══ EXTRACTED ENTRIES

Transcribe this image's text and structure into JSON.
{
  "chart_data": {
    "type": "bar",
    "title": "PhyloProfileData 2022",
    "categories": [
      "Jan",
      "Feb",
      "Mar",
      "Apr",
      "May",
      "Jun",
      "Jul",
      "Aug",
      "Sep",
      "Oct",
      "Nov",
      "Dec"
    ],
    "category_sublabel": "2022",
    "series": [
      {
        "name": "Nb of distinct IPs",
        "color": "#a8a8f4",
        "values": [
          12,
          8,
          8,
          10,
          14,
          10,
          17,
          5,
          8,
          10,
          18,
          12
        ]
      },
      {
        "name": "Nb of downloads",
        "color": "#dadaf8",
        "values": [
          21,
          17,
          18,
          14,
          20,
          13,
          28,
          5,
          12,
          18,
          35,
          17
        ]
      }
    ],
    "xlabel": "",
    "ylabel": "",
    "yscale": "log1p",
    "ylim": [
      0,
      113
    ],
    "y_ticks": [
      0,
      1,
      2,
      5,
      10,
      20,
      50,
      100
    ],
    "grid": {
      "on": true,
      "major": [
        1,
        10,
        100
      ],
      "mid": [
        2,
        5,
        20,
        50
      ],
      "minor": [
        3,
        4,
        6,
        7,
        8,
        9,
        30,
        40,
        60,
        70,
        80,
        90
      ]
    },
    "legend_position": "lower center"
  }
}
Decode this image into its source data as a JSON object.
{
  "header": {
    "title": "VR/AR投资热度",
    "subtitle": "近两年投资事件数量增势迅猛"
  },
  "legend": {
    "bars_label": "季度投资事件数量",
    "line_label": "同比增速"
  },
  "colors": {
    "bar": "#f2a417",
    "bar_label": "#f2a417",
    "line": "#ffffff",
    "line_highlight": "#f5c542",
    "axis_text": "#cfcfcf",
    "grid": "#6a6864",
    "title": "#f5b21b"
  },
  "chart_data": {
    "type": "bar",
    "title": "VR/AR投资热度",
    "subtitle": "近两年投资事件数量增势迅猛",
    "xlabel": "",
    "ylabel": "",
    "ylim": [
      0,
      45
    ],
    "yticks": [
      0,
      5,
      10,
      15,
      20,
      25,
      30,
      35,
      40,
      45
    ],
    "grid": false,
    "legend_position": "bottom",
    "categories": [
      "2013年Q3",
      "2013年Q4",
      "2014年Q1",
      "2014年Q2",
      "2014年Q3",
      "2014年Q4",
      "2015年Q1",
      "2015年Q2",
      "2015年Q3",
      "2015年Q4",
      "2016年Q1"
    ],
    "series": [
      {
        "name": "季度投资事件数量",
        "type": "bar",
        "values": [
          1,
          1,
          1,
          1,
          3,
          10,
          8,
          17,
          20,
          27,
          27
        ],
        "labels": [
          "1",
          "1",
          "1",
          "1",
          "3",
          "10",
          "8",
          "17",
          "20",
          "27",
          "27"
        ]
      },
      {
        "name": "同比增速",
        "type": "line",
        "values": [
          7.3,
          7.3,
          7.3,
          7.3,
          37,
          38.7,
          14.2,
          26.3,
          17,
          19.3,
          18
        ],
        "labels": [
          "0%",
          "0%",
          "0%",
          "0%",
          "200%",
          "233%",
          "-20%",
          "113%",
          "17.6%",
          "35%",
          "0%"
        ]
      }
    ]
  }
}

════

§ EXERCISE AIM
Pick out every line above that holds the word "name" and copy it.

§ ANSWER FOR THE TASK
        "name": "Nb of distinct IPs",
        "name": "Nb of downloads",
        "name": "季度投资事件数量",
        "name": "同比增速",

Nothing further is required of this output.